▶ [Task brief]: Using the listing below, extract each line that has the word "this" in it.

Chart and figure data
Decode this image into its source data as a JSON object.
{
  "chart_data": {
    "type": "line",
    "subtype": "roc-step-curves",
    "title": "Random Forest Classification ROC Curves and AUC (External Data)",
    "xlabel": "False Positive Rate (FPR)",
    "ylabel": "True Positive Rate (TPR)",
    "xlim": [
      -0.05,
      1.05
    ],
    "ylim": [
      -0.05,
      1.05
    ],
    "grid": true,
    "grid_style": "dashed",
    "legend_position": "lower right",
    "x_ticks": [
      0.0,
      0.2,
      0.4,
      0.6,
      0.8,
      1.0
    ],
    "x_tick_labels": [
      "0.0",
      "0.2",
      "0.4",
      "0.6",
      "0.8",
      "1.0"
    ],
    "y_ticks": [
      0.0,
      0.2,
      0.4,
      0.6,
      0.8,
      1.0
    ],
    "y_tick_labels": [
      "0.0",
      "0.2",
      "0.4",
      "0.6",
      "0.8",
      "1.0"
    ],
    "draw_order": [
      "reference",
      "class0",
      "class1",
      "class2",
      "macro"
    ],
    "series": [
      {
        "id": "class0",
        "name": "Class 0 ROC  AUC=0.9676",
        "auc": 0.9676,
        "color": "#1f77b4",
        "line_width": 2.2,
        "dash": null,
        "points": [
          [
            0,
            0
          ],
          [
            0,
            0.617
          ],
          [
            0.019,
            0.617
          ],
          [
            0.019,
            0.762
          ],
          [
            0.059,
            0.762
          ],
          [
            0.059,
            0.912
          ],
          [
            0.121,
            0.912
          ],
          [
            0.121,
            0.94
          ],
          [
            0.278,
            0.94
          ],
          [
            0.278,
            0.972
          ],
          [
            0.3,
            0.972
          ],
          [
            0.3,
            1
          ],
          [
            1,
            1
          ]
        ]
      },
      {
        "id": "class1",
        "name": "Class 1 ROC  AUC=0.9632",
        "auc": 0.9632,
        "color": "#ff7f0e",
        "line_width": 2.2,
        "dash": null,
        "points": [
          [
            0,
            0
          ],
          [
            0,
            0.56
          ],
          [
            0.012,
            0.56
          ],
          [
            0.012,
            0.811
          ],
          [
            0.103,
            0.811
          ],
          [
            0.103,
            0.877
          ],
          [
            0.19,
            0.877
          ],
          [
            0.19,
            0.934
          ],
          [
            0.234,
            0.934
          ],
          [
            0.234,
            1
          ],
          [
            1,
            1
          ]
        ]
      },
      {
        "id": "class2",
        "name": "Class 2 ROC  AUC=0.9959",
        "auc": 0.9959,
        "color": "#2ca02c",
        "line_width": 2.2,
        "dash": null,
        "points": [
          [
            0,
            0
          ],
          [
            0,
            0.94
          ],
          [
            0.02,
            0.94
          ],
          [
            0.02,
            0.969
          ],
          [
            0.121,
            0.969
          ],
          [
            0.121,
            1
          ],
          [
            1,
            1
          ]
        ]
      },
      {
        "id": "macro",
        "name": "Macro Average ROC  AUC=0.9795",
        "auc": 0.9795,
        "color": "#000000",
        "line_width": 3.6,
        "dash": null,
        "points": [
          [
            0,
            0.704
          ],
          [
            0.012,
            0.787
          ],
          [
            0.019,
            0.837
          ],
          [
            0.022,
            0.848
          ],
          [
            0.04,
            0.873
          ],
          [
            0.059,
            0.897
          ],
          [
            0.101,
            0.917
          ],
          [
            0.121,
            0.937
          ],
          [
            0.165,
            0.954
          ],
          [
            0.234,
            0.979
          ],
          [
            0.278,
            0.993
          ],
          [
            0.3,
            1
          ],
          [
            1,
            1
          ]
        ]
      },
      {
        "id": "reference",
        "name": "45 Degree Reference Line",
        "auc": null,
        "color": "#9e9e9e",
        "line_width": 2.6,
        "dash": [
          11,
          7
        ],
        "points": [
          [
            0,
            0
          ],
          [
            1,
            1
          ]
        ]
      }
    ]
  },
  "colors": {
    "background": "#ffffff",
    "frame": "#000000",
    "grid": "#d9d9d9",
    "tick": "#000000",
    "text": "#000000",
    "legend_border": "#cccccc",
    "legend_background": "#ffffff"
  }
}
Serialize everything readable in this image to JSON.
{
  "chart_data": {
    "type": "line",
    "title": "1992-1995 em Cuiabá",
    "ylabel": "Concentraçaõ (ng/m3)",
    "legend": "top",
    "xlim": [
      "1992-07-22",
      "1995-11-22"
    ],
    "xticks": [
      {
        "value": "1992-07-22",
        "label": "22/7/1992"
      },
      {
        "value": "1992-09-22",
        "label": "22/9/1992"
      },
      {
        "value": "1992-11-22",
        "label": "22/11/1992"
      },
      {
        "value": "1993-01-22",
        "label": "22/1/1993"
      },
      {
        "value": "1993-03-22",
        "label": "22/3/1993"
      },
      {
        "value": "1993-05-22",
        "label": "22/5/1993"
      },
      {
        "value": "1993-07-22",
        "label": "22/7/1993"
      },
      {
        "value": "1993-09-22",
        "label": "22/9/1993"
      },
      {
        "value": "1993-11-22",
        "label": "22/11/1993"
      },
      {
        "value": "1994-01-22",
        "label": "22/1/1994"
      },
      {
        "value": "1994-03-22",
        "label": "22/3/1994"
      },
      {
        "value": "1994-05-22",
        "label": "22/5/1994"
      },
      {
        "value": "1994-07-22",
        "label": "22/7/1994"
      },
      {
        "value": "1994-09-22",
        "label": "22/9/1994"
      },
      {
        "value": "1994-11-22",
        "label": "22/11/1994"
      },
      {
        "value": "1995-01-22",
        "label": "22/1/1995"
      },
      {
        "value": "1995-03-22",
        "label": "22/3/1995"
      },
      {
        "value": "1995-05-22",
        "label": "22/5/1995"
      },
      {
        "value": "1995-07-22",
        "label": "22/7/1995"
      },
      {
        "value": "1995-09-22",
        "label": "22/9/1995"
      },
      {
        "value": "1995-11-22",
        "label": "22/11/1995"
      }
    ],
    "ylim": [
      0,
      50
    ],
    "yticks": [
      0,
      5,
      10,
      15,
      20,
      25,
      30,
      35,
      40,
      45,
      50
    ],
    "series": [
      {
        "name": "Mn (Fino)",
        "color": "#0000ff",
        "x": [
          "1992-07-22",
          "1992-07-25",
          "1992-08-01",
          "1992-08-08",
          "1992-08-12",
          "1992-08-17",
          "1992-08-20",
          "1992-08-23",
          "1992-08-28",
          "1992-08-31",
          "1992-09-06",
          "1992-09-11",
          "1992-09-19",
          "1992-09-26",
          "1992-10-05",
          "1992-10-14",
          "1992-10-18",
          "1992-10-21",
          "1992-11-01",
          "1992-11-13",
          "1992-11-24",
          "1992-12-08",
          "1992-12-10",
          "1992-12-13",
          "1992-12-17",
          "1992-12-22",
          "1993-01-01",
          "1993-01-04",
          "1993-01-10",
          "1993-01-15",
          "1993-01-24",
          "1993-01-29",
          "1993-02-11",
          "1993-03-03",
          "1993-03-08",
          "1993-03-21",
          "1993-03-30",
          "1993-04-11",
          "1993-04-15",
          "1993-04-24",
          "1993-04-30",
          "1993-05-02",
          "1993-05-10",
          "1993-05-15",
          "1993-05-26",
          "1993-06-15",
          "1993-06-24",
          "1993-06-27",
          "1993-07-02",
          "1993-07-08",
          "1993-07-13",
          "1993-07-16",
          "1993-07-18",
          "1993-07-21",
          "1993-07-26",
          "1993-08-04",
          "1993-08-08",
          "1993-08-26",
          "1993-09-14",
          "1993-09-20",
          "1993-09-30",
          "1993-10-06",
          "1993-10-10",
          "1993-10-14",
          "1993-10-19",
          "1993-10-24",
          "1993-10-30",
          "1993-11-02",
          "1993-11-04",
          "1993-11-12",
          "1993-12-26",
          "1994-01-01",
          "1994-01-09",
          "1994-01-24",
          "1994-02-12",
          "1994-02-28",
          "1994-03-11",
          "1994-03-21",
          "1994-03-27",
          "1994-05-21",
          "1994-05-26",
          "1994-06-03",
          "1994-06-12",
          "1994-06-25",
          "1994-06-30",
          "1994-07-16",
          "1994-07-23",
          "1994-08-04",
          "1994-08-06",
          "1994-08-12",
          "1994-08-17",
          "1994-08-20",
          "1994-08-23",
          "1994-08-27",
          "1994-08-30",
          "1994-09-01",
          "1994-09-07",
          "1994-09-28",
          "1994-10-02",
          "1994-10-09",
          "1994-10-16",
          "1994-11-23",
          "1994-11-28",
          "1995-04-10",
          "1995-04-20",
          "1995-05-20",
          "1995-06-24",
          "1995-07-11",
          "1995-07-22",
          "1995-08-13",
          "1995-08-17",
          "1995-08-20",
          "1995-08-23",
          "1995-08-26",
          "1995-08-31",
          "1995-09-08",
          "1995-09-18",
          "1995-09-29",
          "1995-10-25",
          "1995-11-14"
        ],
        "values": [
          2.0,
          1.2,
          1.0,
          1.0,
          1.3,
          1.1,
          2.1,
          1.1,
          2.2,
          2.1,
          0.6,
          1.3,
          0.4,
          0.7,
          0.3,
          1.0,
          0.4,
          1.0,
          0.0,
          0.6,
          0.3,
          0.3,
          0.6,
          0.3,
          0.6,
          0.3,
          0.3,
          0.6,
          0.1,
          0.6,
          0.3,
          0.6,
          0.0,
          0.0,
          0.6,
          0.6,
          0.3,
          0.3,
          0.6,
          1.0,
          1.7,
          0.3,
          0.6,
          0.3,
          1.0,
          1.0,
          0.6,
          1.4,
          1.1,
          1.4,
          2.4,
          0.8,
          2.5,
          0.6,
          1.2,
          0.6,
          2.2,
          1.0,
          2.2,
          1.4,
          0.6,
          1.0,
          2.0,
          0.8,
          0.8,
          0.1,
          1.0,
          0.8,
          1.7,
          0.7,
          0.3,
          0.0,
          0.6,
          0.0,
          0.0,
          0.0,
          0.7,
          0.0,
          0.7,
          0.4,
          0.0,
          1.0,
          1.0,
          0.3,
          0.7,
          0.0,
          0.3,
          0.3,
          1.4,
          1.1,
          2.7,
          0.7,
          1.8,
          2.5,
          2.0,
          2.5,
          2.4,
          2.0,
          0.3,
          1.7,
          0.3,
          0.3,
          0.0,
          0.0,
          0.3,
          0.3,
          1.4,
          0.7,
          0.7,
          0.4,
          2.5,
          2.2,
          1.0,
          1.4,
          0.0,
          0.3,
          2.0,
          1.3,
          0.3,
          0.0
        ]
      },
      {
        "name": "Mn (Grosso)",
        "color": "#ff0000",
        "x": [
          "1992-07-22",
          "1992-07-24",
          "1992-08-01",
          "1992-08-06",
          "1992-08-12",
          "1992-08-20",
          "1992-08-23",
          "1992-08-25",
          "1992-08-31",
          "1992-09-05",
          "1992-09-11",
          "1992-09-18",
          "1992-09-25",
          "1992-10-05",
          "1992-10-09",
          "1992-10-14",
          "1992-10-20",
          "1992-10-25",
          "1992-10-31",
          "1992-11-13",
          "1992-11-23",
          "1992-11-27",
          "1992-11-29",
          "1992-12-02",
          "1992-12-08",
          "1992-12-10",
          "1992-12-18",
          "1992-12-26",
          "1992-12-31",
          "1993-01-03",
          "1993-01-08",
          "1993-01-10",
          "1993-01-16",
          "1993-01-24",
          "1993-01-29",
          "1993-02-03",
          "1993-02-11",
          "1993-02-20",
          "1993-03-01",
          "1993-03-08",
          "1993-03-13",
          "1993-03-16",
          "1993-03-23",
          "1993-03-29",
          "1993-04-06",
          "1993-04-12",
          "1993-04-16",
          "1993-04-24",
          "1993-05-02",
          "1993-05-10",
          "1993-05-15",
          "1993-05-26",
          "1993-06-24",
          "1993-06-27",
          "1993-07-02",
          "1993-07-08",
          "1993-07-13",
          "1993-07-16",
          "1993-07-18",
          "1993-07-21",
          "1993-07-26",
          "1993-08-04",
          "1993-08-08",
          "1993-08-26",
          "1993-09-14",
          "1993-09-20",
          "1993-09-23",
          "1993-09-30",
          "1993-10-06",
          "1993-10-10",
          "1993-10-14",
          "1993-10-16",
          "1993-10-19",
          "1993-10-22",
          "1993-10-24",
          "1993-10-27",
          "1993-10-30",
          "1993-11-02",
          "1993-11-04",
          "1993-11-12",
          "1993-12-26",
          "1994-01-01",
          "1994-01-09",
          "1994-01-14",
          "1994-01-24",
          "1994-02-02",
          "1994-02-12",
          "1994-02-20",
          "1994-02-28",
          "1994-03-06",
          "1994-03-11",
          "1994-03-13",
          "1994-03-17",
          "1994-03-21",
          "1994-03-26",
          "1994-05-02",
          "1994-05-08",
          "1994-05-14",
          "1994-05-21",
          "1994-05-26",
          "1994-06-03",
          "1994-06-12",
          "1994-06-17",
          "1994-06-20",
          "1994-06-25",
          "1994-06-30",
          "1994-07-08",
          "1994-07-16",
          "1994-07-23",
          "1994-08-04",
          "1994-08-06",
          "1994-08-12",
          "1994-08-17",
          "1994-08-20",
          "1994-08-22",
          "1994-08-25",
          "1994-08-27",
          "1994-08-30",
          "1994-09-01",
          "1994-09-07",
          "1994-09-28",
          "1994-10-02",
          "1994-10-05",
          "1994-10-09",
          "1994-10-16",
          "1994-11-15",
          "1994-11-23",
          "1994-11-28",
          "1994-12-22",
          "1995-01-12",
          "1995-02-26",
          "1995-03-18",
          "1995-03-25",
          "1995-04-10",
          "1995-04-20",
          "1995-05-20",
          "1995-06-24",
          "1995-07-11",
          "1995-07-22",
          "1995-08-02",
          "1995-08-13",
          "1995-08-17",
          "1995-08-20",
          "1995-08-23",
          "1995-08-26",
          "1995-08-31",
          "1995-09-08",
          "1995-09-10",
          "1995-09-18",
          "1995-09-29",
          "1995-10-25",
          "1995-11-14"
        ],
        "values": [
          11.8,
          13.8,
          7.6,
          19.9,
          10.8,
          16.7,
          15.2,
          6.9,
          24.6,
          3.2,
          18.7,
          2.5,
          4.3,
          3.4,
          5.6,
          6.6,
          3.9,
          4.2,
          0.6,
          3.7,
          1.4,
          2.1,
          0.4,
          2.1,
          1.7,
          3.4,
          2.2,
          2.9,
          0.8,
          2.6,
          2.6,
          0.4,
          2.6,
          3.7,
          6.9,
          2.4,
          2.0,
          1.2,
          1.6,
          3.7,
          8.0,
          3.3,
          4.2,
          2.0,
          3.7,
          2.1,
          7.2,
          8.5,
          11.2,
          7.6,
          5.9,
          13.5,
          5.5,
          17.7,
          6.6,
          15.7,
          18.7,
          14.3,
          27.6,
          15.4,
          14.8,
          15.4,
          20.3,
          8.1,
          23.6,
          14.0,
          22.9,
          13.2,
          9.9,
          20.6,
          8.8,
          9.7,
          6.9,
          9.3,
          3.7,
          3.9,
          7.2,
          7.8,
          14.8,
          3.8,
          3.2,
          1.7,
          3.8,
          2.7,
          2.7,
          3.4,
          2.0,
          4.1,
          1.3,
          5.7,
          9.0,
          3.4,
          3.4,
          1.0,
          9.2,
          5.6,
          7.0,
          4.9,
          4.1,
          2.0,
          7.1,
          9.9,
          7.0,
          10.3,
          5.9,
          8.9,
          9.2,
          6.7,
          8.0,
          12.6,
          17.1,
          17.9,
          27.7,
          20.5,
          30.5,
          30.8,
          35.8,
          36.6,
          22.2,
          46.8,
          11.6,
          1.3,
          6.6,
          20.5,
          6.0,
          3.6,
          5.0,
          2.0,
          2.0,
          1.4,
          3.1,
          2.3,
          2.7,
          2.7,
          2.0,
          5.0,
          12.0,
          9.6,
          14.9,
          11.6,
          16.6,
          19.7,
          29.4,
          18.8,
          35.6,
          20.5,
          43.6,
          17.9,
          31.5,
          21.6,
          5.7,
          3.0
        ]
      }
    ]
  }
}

▶ [Finished answer]:
Decode this image into its source data as a JSON object.
Serialize everything readable in this image to JSON.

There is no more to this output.